Passage for review —
::::::::::

Bionext snags Rhenovia team, tech for cell signaling prediction subsidiary

Bionext has picked up cell signaling modeling technology and the R&D team that developed it from Rhenovia Pharma. The arrangement has spawned the creation of TheraScape, a Bionext subsidiary focused on developing a platform capable of predicting what will happen when a drug interacts with a G-protein-coupled receptor (GPCR).

Strasbourg, France-based Bionext has set up the subsidiary to work on assets it acquired from Rhenovia, a CNS-focused biotech that developed simulations of physiological processes. In addition to the assets, Bionext has secured the involvement of four members of Rhenovia’s R&D team. This group will now work under the oversight of a former Rhenovia director to create technology capable of predicting the cell signaling consequences of a drug hitting a GPCR target.

“We take the GPCR target … and with our TheraScape platform we are able to say, ok, this is the effect in the cell, this is the signaling which is involved when the drug hits the GPCR,” Bionext CEO Serge Albou told FierceBiotechIT.

If TheraScape can deliver such a system, it would enable drug developers to make early predictions about the effect of a particular compound. And, with GPCRs proving to be a prodigious source of targets, the ability to make such predictions is potentially of interest to a sizeable slice of the drug discovery sector. The big, outstanding question is whether the predictions generated by the platform are reliable enough to support decisions in early-stage discovery.

::::::::::

Required actions —
a) In the TheraScape article, how many members of Rhenovia's R&D team will be involved in Bionext's new subsidiary?
b) Carry on the TheraScape article from the point where it stops.

::::::::::

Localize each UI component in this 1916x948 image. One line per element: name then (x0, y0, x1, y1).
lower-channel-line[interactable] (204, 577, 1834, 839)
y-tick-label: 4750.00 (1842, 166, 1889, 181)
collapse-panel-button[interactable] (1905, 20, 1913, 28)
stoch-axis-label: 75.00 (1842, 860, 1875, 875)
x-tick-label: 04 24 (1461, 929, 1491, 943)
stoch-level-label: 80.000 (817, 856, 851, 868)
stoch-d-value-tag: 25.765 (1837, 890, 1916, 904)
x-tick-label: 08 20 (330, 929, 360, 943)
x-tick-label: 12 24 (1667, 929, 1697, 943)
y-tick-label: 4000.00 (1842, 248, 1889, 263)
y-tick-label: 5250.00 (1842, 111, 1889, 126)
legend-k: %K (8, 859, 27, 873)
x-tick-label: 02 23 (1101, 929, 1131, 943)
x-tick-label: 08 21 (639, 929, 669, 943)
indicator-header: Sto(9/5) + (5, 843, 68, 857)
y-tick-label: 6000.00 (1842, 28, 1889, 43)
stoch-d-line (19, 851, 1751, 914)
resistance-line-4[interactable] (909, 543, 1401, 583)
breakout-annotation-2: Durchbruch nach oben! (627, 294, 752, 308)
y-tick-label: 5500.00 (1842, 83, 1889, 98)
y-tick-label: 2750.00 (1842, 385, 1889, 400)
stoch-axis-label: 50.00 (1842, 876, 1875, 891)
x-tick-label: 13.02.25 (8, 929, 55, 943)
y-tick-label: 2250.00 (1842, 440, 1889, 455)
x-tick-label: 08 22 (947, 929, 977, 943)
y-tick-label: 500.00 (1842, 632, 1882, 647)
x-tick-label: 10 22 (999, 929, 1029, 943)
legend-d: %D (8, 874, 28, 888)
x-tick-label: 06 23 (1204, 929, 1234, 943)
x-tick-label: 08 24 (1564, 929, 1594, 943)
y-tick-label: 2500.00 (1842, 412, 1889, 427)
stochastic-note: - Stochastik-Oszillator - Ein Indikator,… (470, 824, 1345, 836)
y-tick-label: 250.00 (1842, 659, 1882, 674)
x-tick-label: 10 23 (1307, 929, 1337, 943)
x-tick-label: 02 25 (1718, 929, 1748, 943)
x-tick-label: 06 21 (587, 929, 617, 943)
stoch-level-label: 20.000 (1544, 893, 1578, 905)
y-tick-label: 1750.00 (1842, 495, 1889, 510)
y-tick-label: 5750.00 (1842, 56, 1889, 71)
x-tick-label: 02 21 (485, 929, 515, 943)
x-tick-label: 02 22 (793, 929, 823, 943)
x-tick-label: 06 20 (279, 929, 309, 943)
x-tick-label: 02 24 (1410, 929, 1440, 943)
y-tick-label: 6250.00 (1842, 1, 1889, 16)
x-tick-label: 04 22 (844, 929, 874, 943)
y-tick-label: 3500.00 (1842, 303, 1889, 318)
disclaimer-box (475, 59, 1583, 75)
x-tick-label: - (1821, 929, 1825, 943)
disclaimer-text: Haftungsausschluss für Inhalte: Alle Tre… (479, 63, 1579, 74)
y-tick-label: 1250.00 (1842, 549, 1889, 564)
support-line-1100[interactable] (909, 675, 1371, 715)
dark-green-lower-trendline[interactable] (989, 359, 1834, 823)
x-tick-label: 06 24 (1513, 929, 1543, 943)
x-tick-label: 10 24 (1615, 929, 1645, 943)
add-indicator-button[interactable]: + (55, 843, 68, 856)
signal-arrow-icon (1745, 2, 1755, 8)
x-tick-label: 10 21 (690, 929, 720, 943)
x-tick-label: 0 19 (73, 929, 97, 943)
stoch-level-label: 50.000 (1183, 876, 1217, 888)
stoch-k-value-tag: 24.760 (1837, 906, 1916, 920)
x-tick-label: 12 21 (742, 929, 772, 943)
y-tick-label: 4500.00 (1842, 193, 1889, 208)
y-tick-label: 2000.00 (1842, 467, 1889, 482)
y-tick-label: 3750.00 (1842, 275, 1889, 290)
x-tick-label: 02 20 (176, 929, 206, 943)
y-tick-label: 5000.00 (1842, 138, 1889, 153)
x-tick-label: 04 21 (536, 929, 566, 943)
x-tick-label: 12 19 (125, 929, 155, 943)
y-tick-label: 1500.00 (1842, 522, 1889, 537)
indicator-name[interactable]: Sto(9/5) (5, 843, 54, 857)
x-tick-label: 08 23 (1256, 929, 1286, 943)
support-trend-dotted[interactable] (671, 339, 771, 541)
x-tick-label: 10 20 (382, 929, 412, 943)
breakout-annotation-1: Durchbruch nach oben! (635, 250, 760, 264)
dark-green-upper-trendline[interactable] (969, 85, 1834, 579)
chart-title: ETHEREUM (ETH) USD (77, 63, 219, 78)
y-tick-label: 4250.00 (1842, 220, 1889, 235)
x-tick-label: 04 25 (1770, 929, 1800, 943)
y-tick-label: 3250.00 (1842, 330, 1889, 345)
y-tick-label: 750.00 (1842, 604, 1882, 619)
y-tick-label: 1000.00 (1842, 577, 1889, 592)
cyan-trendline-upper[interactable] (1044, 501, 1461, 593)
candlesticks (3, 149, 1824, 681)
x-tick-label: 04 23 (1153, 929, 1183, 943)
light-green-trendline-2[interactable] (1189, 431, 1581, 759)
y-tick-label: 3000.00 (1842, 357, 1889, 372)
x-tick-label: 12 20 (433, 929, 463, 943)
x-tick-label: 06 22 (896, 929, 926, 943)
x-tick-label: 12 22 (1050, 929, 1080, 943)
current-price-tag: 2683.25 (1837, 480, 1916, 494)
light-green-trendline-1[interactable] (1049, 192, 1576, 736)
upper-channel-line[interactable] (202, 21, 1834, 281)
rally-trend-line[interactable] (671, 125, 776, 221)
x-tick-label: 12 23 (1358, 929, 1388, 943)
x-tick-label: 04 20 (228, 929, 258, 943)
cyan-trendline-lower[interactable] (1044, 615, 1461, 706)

::::::::::

List of answers —
a) Four

b)
Albou is confident the platform works as billed, but it will be a while before anyone outside of Bionext or TheraScape has a chance to verify his claims. The plan is to funnel approximately $550,000 into development of the platform over the coming year with a view to having a product on the market by the end of 2017.

Between now and then, TheraScape will work to pair Rhenovia’s technology to Bionext’s strengths.

“We are giving what was lacking at Rhenovia for years,” Albou said. “From one side, this is expertise in modeling. And the second part we are bringing is an expertise in IT. I mean Big Data, cloud computing those kind of techs that are needed to run simulations on large scales.”

By providing an injection of capital and capabilities, Albou thinks TheraScape can build a business upon the biosimulation technology. This wasn’t always the plan. Bionext was originally in talks about a different type of arrangement, but external factors prompted a change of plan. “[Rhenovia] had some financial difficulties so we were not able to go further with them,” Albou said.

Having hit upon the idea of setting up the subsidiary, Bionext has developed an appetite for expanding its capabilities. “In the next years, we will be investigating new complementary technologies that we would like to bring inside Bionext group," Albou said.